(Stored data entries)
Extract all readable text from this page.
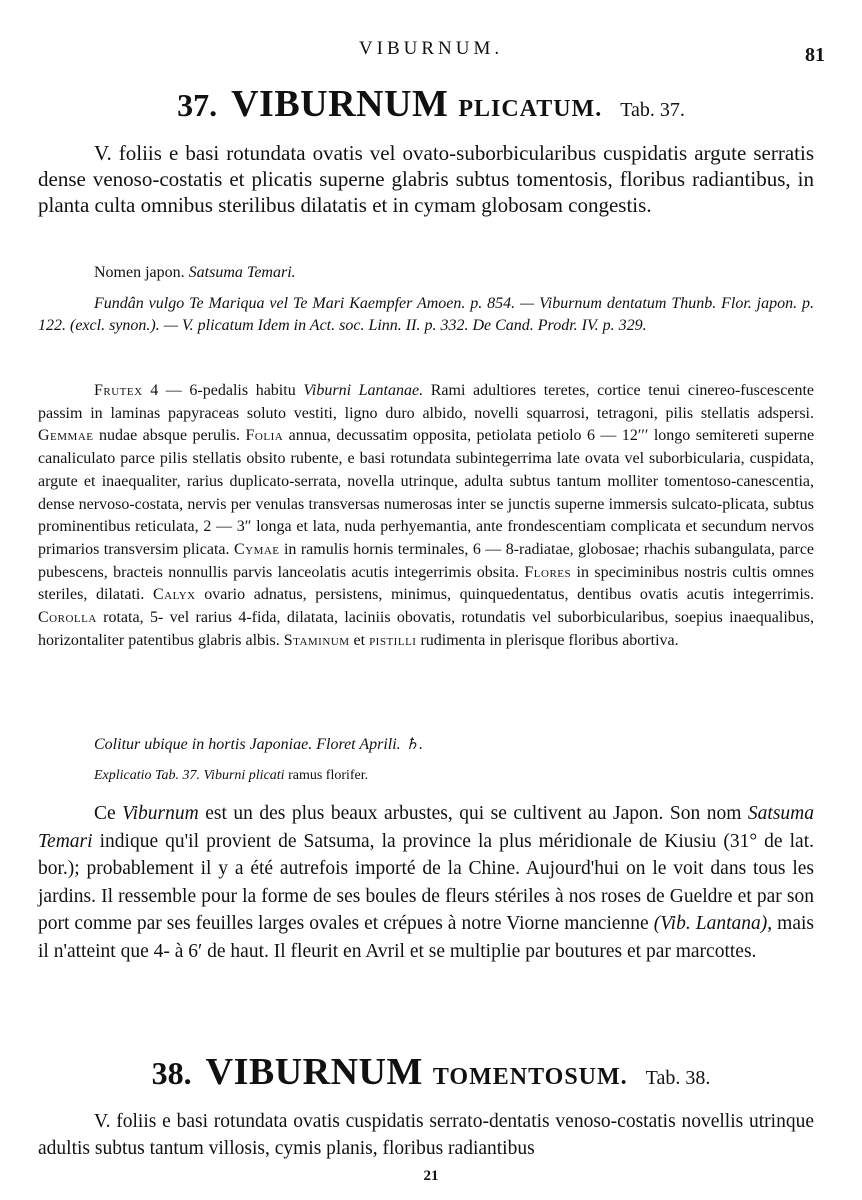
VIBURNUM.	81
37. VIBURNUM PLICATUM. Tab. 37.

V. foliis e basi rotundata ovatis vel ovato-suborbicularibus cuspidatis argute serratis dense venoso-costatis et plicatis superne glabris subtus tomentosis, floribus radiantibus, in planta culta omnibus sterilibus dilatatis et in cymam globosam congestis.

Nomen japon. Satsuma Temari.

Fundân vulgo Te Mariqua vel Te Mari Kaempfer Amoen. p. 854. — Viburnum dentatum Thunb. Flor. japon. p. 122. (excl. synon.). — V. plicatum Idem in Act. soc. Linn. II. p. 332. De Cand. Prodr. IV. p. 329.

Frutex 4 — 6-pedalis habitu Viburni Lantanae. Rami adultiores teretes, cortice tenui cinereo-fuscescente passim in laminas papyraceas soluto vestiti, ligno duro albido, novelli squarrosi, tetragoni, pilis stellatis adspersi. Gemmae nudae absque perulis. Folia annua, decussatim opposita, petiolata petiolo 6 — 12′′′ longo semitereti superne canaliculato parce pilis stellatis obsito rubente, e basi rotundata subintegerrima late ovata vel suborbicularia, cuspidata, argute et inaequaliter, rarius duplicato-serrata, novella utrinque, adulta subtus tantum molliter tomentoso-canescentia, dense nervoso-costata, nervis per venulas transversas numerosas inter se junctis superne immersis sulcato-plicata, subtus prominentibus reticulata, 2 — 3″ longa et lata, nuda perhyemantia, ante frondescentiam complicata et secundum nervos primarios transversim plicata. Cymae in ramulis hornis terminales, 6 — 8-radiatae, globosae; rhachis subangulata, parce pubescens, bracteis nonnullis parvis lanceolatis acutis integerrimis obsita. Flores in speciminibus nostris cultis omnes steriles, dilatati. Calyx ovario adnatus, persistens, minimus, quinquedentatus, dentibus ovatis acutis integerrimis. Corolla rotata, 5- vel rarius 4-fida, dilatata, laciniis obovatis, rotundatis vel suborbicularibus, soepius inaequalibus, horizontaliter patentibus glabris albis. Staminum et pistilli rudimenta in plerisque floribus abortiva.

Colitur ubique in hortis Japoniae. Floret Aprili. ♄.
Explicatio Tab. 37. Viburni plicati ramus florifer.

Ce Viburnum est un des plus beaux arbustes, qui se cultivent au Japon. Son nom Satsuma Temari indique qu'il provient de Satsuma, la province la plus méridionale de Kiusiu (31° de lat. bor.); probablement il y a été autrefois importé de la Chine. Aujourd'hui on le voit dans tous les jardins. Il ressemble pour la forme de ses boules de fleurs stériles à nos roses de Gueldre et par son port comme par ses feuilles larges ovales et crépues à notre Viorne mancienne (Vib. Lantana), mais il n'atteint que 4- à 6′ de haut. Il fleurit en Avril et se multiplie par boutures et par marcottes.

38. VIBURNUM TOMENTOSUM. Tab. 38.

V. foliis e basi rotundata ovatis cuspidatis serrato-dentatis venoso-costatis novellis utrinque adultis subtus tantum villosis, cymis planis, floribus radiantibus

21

* * *

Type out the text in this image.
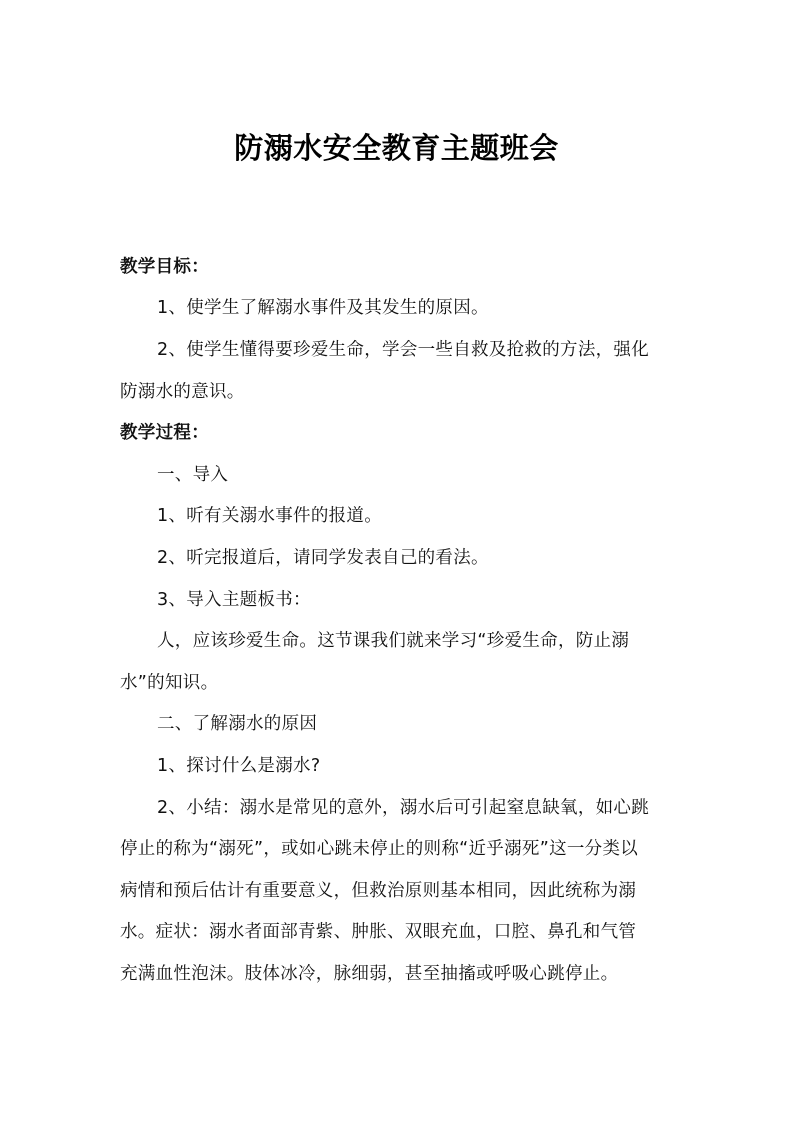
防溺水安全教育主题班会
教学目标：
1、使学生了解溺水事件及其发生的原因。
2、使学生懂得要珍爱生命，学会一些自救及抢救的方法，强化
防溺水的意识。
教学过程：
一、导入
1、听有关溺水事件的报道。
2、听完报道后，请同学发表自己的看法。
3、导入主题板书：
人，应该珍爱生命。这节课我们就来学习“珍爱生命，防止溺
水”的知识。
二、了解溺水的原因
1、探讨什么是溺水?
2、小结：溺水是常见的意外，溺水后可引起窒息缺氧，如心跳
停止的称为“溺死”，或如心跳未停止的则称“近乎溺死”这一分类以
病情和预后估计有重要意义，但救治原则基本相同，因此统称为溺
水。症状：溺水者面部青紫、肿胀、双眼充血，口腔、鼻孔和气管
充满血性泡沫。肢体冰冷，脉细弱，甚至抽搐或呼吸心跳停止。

--

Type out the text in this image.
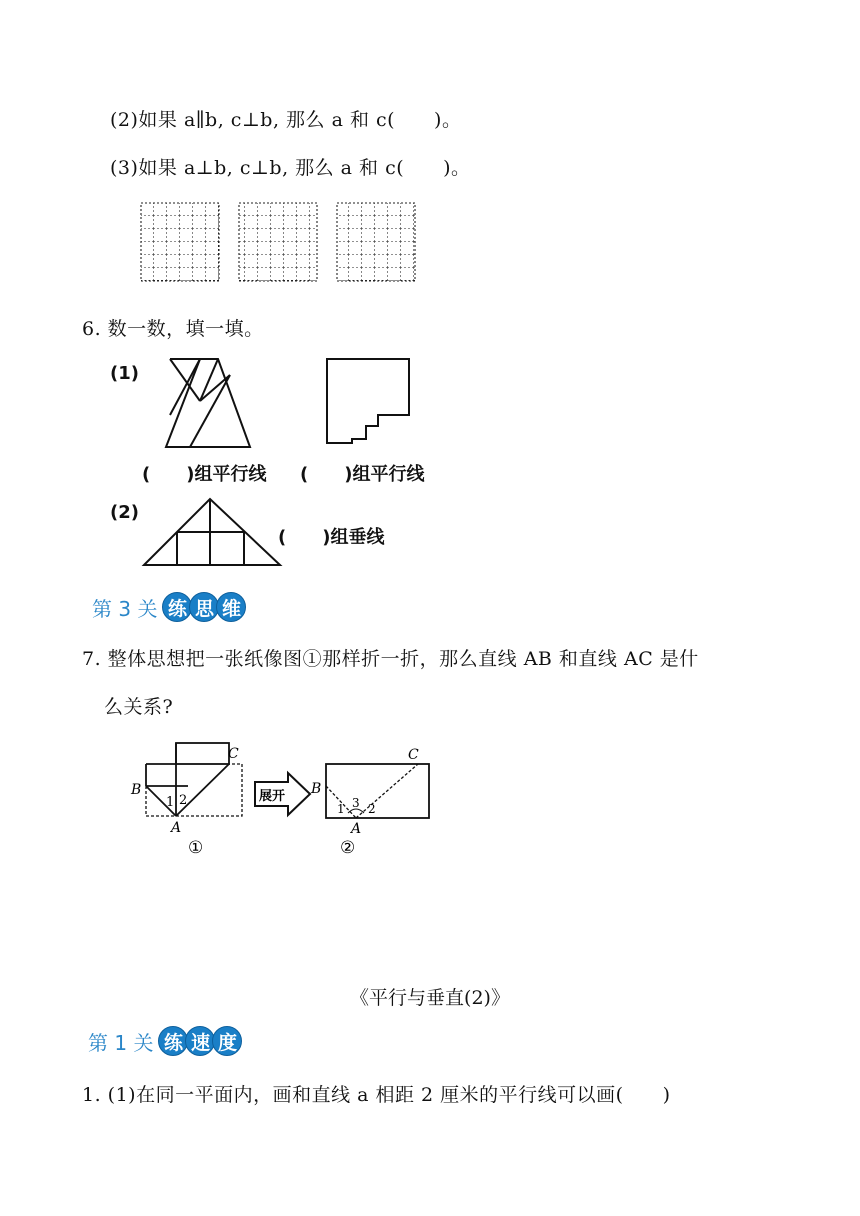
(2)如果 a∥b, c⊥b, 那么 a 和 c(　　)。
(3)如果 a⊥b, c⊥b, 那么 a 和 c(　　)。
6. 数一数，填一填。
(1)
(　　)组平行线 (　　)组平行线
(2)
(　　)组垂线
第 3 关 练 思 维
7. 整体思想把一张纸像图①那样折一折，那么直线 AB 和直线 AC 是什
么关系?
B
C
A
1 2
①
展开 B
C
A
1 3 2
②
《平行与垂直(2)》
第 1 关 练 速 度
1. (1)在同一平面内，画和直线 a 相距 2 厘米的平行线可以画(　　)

The problem:
Find every line in the records above that contains the word "costatis", and copy each one.

Reply:
V. foliis e basi rotundata ovatis vel ovato-suborbicularibus cuspidatis argute serratis dense venoso-costatis et plicatis superne glabris subtus tomentosis, floribus radiantibus, in planta culta omnibus sterilibus dilatatis et in cymam globosam congestis.
V. foliis e basi rotundata ovatis cuspidatis serrato-dentatis venoso-costatis novellis utrinque adultis subtus tantum villosis, cymis planis, floribus radiantibus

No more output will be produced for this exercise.